INPUT DATA |
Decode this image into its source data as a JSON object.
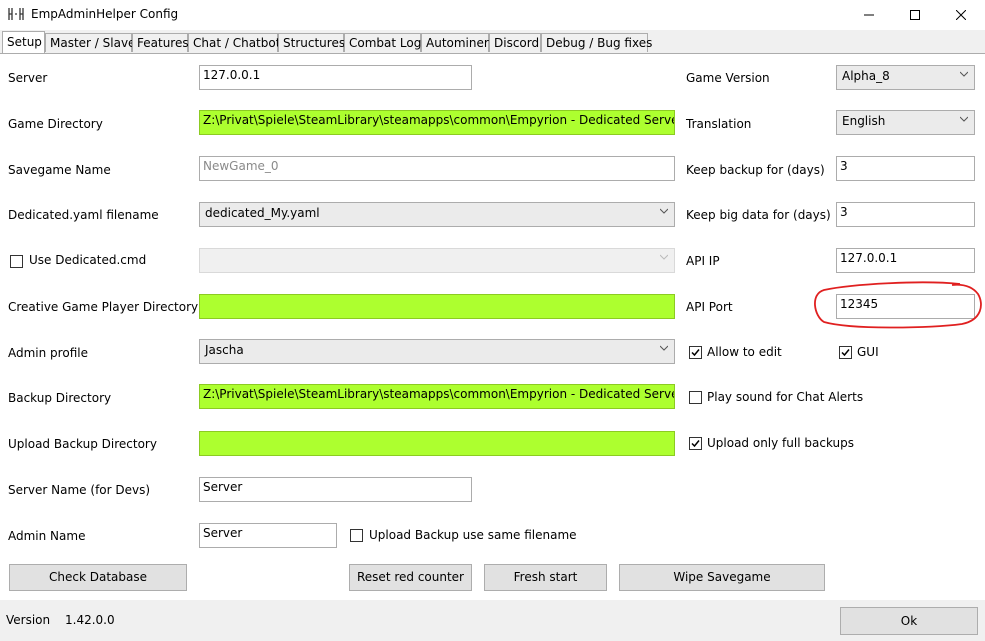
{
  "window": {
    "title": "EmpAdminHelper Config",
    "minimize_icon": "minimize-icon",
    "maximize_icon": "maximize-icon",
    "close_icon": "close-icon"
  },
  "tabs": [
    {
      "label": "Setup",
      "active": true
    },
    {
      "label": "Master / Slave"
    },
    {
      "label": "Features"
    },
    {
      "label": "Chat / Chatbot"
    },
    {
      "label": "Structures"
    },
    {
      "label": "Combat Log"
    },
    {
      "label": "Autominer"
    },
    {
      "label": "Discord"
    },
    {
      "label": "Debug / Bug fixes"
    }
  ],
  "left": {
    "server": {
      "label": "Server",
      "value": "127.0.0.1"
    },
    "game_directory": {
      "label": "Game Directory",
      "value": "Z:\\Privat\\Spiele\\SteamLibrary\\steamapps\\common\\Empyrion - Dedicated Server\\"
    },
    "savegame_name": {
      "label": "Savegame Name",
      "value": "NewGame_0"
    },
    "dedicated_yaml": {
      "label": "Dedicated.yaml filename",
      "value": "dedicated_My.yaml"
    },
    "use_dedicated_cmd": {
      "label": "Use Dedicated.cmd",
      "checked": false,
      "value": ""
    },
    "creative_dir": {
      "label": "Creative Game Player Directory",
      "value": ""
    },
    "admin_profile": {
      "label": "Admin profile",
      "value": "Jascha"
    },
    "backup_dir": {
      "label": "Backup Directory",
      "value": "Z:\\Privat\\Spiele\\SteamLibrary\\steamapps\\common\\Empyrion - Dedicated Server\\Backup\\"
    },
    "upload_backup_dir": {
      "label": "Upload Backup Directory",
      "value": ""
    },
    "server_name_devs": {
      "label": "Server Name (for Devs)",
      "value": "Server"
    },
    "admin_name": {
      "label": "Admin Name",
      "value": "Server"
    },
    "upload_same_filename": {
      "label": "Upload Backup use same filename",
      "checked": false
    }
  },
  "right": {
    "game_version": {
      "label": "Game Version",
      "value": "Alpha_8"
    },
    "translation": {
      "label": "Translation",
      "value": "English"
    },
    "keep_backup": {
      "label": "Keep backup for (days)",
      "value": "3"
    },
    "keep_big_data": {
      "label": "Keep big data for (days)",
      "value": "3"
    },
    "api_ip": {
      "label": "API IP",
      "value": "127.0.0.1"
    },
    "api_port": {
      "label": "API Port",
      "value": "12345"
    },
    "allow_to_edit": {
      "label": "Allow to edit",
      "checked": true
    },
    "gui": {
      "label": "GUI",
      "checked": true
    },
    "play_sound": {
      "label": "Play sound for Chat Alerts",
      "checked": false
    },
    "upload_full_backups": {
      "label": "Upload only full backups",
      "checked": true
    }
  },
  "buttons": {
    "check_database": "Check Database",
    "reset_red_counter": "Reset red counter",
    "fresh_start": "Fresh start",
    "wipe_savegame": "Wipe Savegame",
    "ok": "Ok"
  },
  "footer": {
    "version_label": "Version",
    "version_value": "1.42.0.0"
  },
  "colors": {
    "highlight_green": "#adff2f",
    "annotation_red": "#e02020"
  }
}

--

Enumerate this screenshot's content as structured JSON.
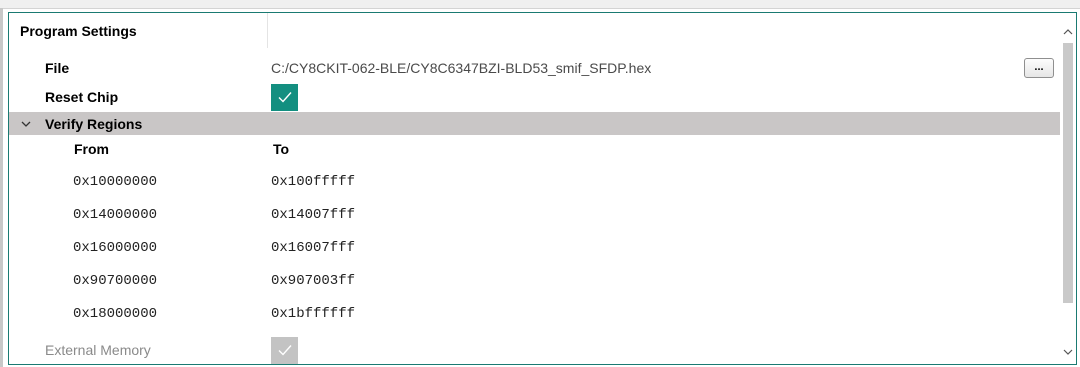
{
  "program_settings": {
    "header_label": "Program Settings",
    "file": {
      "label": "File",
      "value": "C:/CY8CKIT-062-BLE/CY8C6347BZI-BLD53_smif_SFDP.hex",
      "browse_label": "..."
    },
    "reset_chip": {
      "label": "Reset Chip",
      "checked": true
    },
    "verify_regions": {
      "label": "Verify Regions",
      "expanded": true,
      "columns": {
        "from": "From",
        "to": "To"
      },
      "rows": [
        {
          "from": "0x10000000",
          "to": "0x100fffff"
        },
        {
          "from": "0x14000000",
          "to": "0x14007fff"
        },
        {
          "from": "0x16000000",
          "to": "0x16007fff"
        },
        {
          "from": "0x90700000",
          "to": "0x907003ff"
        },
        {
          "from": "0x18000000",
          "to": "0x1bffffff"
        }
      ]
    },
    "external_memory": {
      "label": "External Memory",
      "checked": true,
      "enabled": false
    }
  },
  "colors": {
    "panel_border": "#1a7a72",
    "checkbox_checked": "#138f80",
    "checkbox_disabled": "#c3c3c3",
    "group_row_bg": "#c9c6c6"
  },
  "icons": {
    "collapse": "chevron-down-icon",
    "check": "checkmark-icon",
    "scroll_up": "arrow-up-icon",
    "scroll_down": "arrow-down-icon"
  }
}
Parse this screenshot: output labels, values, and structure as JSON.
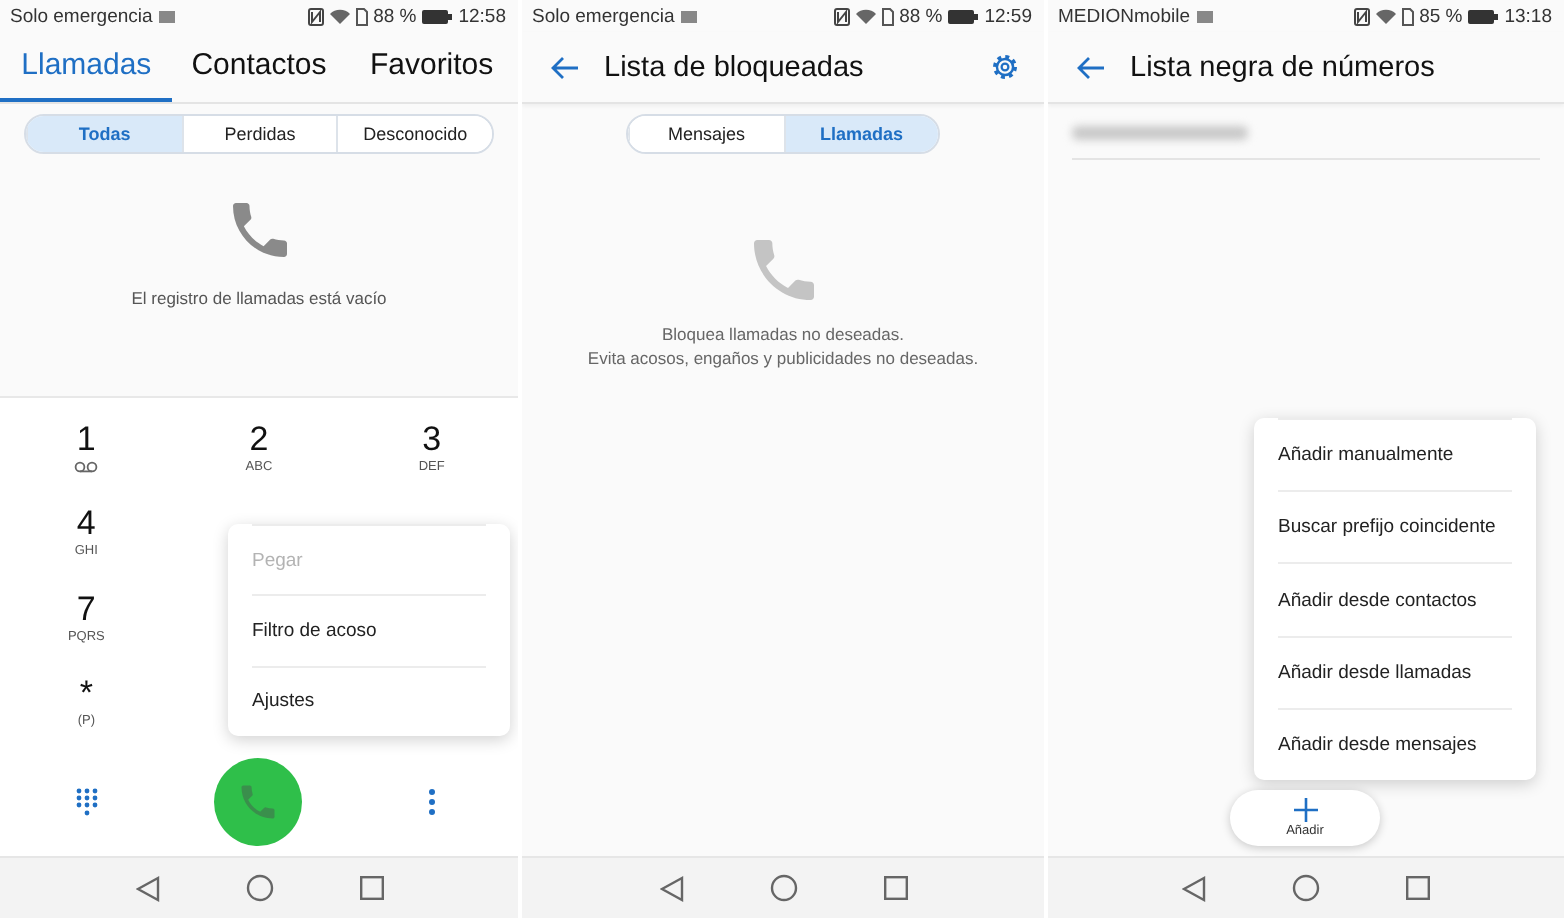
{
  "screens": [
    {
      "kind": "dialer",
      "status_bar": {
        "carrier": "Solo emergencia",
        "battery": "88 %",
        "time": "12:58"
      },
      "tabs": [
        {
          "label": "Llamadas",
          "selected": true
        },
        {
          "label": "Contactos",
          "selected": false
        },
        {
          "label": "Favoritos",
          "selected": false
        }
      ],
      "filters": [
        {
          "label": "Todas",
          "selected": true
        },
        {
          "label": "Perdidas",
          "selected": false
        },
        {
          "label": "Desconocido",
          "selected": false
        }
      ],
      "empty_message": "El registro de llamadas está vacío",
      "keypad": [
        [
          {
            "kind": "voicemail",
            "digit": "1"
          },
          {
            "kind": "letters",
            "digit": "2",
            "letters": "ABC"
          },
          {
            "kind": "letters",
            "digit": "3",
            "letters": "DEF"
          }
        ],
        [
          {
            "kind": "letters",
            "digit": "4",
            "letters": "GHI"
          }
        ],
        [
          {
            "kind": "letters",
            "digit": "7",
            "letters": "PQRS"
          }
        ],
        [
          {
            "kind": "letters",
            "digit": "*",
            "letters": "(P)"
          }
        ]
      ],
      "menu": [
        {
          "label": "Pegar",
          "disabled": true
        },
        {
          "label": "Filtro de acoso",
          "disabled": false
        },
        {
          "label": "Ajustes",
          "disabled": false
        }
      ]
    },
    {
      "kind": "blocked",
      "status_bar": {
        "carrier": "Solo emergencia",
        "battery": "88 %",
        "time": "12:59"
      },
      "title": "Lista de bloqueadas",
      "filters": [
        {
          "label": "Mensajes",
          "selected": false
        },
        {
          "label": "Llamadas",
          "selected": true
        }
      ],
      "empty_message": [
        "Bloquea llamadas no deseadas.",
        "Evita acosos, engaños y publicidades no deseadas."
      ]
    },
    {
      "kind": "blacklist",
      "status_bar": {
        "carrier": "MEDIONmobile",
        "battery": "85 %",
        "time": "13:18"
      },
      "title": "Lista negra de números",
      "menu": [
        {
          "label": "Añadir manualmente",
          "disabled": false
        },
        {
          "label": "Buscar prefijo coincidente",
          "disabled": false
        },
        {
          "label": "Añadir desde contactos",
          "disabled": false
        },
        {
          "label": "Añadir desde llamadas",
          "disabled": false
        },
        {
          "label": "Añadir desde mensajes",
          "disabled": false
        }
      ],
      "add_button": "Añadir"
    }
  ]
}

GIVEN EXERCISE | Across the data, tally the lines containing "down" and give back the number alone.

ANSWER BELOW | 2